MATERIAL PROVIDED
** Begin **

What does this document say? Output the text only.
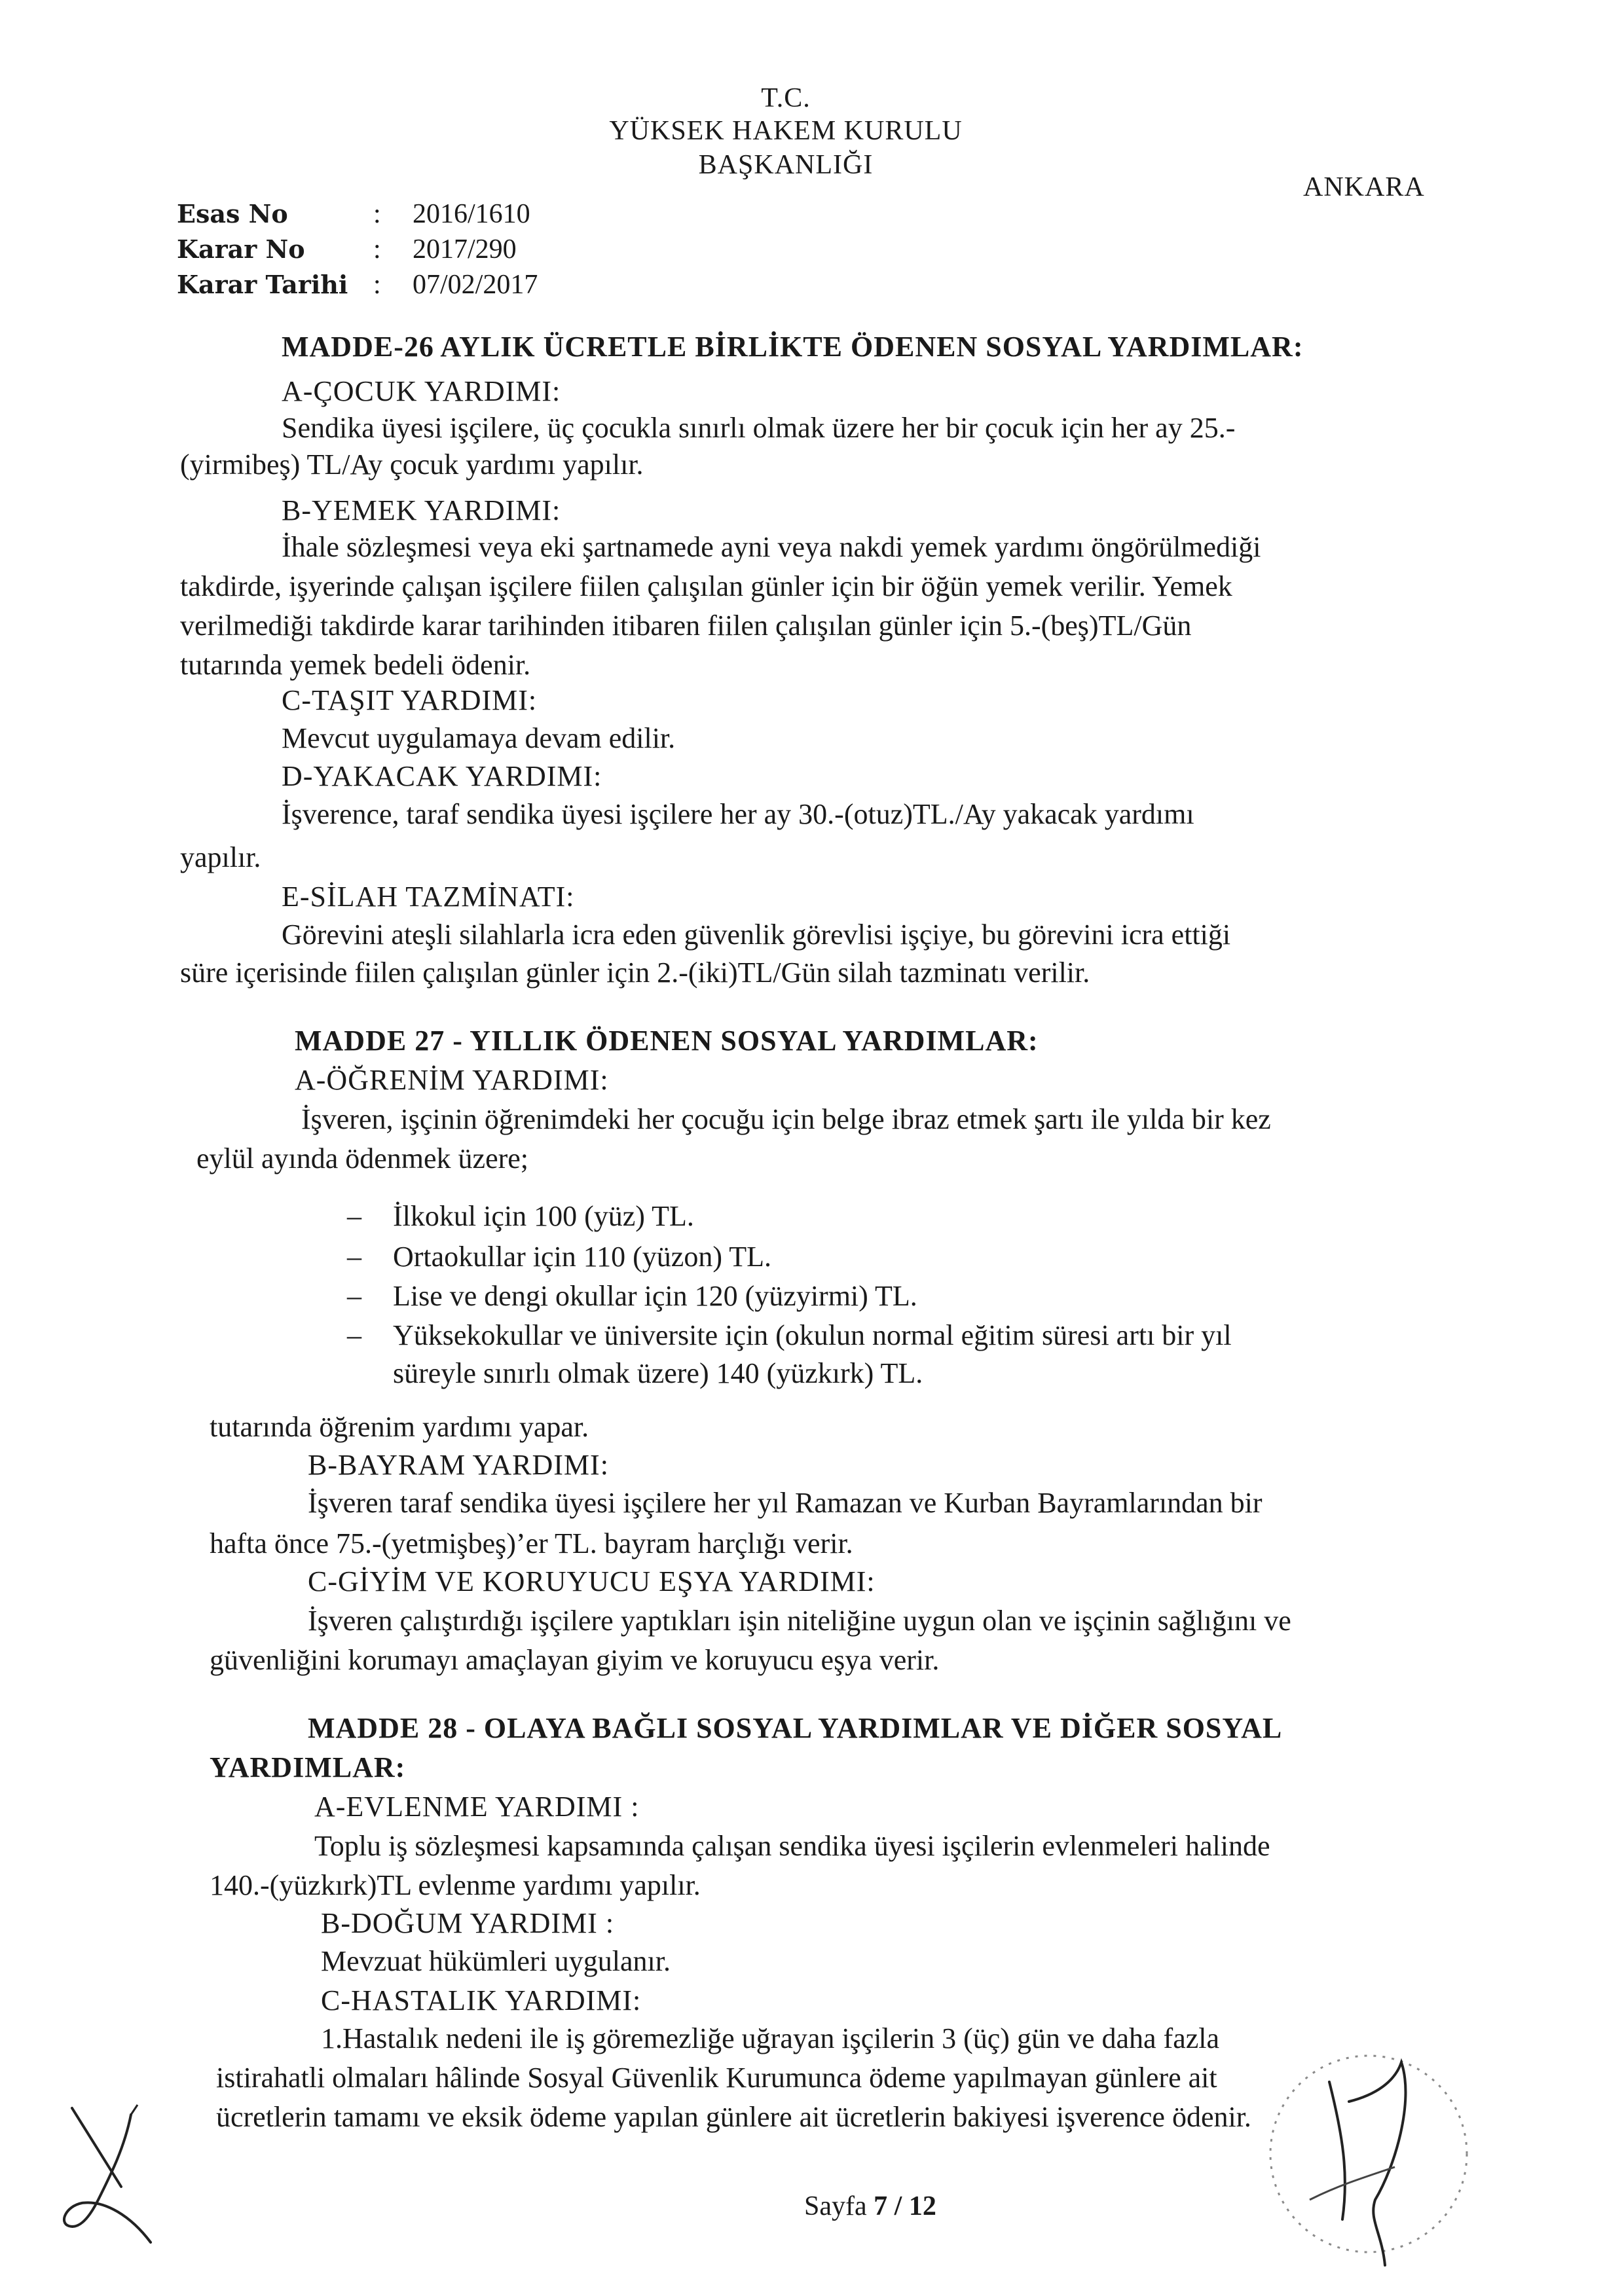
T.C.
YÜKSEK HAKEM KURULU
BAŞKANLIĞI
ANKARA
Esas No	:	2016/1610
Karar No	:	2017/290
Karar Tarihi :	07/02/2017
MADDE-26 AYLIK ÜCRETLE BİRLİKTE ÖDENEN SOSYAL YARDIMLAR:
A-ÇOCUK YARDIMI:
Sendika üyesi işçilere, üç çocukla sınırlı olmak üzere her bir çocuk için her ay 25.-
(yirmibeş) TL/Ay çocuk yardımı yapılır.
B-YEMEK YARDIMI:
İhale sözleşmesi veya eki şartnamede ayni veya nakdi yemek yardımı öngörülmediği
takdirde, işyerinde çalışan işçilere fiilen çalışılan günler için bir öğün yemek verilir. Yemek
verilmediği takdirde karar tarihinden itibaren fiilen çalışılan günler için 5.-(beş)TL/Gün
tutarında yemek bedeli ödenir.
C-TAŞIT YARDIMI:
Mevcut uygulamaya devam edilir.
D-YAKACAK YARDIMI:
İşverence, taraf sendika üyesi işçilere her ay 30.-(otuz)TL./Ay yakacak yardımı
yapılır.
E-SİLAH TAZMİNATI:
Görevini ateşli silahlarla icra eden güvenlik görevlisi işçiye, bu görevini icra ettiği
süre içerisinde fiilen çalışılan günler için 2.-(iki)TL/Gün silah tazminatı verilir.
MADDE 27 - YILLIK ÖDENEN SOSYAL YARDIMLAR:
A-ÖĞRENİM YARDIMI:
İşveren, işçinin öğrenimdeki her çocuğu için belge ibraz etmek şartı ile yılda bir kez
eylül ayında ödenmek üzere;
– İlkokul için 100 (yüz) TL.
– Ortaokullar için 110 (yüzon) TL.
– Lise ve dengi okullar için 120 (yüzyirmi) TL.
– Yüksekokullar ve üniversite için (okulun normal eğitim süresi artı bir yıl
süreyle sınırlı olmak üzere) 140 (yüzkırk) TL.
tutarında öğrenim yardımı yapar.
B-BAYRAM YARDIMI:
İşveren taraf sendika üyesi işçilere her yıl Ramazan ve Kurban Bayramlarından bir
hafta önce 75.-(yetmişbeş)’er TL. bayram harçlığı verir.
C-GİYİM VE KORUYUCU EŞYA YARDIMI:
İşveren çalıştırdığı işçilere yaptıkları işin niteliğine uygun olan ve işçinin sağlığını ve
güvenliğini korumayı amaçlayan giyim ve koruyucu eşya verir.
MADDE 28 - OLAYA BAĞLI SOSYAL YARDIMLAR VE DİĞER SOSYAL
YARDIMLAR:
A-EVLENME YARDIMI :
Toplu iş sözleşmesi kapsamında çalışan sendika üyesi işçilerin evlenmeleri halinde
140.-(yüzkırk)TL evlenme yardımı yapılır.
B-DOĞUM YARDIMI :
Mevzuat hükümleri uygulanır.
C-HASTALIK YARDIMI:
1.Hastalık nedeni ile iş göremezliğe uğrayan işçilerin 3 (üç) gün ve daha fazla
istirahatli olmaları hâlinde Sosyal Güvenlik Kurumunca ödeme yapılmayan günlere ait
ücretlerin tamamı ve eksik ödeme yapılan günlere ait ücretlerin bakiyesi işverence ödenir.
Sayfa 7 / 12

** End **

PROBLEM STATEMENT
Go over the records above and tally the lines with the word "ÖDENEN" in them. Give the number alone.

FINISHED EXERCISE
2